[Task statement]: Reproduce exactly the line in which "Output the text content of this document." occurs and all the lines after it, ending with the last line.

(Dataset items)
* begin *

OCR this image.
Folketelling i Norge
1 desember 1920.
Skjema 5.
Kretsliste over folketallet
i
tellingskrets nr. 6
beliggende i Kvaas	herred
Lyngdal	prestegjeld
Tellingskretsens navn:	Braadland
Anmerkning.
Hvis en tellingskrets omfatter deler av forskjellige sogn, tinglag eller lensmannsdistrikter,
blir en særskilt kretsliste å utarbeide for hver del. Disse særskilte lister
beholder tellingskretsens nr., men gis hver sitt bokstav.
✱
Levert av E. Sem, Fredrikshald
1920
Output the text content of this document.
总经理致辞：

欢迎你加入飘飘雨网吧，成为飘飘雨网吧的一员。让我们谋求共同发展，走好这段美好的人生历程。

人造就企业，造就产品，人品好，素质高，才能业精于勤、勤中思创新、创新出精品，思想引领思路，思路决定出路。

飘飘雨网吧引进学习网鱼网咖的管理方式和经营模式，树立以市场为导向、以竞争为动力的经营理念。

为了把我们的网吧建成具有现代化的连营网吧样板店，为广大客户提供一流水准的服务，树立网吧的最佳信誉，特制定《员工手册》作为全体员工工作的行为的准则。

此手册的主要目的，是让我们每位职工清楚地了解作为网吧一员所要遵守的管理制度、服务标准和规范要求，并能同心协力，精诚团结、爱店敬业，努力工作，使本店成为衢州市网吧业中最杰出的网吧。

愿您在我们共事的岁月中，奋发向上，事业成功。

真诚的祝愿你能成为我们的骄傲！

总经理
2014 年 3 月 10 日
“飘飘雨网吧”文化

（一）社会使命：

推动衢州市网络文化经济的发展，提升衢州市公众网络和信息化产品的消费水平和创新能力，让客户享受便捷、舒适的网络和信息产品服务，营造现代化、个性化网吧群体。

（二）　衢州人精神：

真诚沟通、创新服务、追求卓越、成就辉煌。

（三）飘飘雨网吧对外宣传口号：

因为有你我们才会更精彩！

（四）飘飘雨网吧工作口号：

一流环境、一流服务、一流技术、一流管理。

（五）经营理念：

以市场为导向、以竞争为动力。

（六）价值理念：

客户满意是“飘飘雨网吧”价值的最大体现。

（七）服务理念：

* end *

[Solution to this exercise]:
Output the text content of this document.
总经理致辞：

欢迎你加入飘飘雨网吧，成为飘飘雨网吧的一员。让我们谋求共同发展，走好这段美好的人生历程。

人造就企业，造就产品，人品好，素质高，才能业精于勤、勤中思创新、创新出精品，思想引领思路，思路决定出路。

飘飘雨网吧引进学习网鱼网咖的管理方式和经营模式，树立以市场为导向、以竞争为动力的经营理念。

为了把我们的网吧建成具有现代化的连营网吧样板店，为广大客户提供一流水准的服务，树立网吧的最佳信誉，特制定《员工手册》作为全体员工工作的行为的准则。

此手册的主要目的，是让我们每位职工清楚地了解作为网吧一员所要遵守的管理制度、服务标准和规范要求，并能同心协力，精诚团结、爱店敬业，努力工作，使本店成为衢州市网吧业中最杰出的网吧。

愿您在我们共事的岁月中，奋发向上，事业成功。

真诚的祝愿你能成为我们的骄傲！

总经理
2014 年 3 月 10 日
“飘飘雨网吧”文化

（一）社会使命：

推动衢州市网络文化经济的发展，提升衢州市公众网络和信息化产品的消费水平和创新能力，让客户享受便捷、舒适的网络和信息产品服务，营造现代化、个性化网吧群体。

（二）　衢州人精神：

真诚沟通、创新服务、追求卓越、成就辉煌。

（三）飘飘雨网吧对外宣传口号：

因为有你我们才会更精彩！

（四）飘飘雨网吧工作口号：

一流环境、一流服务、一流技术、一流管理。

（五）经营理念：

以市场为导向、以竞争为动力。

（六）价值理念：

客户满意是“飘飘雨网吧”价值的最大体现。

（七）服务理念：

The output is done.